Assemble all lines in which the string "numérique" appears.
Start of GIVEN INFORMATION
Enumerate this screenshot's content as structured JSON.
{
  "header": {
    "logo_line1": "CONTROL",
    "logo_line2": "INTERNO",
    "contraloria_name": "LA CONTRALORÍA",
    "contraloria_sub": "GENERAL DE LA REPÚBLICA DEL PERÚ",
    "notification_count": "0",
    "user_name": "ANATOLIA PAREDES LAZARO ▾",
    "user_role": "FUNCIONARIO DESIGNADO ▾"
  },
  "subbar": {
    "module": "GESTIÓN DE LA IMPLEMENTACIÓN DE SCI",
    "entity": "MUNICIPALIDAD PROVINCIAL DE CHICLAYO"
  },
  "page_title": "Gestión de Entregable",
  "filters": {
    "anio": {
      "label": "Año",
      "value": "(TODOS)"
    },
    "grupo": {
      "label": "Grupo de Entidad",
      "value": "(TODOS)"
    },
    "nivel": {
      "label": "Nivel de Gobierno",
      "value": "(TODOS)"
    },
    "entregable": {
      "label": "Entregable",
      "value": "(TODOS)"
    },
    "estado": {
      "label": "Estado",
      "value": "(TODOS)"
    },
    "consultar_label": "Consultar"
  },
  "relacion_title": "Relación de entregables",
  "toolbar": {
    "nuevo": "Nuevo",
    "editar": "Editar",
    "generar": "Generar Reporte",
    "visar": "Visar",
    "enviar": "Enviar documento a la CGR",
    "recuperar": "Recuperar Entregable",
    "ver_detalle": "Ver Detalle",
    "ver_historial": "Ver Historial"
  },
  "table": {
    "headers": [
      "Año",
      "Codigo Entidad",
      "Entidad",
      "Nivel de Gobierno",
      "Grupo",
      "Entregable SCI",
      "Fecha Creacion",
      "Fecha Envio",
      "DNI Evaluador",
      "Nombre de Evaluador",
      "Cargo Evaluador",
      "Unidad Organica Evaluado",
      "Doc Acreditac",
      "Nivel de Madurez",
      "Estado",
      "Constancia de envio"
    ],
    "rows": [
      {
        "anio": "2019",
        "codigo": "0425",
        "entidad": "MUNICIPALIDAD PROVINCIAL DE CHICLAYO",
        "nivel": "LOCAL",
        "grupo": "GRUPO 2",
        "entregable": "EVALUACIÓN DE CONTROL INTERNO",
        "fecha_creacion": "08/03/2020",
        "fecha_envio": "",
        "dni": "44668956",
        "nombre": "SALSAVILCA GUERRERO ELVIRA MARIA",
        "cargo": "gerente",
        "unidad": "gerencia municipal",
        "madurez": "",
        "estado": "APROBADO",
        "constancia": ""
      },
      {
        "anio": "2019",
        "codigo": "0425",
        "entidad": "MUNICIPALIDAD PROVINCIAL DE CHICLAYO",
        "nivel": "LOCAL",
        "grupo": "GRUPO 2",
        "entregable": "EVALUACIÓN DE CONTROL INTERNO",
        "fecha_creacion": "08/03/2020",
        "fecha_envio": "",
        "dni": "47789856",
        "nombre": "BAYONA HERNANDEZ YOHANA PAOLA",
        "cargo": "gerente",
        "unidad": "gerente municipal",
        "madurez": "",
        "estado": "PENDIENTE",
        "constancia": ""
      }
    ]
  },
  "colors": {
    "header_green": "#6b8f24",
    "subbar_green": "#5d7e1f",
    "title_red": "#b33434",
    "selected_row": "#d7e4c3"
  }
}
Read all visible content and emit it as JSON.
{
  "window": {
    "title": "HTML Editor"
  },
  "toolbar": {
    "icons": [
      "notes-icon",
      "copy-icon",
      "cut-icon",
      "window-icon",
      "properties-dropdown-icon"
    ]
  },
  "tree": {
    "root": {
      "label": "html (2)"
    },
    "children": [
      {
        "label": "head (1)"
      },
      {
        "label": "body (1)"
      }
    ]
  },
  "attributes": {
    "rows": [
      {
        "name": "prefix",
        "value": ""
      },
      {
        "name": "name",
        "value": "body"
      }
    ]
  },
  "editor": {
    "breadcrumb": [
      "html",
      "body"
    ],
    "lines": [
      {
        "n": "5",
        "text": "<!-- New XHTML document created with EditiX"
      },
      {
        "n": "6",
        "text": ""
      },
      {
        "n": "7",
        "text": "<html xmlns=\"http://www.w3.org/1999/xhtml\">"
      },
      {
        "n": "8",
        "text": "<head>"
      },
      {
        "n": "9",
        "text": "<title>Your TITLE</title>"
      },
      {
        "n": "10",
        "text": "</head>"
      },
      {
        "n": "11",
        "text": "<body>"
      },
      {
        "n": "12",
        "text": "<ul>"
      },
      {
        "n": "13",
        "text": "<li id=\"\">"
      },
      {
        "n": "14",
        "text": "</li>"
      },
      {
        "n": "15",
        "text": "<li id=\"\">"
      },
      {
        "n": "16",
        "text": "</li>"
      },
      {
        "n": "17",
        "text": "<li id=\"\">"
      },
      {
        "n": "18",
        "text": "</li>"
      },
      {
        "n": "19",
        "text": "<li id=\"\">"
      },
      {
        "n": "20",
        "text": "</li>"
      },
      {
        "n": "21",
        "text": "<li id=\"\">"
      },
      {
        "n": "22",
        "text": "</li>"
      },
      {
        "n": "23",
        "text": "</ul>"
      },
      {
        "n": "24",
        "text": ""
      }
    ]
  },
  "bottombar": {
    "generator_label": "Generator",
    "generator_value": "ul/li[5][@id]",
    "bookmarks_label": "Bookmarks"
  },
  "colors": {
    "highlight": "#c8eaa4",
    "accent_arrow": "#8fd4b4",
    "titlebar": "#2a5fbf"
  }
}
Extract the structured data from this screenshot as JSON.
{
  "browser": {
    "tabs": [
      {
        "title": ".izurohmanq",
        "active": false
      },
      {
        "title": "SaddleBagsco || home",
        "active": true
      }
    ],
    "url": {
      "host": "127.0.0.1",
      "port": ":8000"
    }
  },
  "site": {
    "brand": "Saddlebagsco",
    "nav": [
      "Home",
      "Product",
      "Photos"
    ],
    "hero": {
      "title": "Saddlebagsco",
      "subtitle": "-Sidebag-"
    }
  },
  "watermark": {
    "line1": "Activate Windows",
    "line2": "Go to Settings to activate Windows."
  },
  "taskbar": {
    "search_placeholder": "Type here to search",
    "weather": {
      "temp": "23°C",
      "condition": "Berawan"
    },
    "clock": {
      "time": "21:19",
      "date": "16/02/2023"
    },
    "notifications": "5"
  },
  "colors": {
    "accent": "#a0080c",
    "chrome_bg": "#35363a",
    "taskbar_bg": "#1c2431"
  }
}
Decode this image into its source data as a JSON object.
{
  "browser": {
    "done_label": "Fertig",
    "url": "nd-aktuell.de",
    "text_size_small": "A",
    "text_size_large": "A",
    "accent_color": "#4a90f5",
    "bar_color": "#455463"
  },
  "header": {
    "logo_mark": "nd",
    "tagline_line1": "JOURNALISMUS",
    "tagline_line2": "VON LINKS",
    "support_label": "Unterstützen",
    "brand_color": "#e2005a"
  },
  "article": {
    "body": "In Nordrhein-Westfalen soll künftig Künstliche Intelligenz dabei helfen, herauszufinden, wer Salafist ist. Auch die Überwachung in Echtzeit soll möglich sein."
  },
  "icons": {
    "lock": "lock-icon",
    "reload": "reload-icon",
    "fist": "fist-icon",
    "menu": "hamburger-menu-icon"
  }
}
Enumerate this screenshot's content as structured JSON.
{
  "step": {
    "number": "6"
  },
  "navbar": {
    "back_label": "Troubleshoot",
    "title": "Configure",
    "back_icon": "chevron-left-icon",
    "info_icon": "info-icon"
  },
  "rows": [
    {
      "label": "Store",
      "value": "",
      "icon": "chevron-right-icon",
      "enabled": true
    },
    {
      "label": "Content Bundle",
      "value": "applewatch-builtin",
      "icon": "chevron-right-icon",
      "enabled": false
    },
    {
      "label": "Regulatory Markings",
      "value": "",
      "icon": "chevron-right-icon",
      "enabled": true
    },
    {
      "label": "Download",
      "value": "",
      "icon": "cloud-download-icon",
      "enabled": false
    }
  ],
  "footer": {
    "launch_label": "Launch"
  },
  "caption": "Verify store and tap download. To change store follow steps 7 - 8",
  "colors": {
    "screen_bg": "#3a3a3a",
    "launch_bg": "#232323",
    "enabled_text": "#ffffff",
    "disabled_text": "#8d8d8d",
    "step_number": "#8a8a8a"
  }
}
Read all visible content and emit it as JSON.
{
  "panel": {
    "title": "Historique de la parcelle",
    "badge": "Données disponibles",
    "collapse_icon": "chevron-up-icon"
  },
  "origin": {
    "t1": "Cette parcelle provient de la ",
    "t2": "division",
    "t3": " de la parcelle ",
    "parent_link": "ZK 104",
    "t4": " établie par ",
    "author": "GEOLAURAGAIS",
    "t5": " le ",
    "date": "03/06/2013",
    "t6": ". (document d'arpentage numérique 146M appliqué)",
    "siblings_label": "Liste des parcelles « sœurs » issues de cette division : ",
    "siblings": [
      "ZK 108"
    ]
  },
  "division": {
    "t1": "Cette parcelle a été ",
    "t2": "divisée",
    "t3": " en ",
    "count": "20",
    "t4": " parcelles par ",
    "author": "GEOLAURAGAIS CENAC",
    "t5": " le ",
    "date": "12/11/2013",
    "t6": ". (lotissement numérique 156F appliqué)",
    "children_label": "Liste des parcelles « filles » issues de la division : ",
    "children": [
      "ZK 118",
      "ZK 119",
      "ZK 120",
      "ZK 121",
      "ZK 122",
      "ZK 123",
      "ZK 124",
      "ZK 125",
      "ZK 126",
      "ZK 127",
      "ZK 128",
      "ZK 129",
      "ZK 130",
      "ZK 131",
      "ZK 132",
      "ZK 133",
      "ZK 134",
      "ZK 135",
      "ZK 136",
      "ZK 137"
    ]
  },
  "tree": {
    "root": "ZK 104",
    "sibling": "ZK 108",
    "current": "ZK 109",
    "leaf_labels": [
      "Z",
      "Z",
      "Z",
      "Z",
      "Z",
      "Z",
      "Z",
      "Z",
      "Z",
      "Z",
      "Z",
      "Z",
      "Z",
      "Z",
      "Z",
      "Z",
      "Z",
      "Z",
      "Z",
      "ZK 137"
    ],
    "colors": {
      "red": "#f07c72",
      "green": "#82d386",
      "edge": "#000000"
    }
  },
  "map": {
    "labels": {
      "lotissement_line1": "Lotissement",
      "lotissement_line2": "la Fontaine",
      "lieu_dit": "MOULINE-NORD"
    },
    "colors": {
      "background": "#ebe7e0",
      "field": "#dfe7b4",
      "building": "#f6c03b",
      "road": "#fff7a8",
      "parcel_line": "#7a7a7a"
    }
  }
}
End of GIVEN INFORMATION
* EXERCISE SOLUTION *
    "t6": ". (document d'arpentage numérique 146M appliqué)",
    "t6": ". (lotissement numérique 156F appliqué)",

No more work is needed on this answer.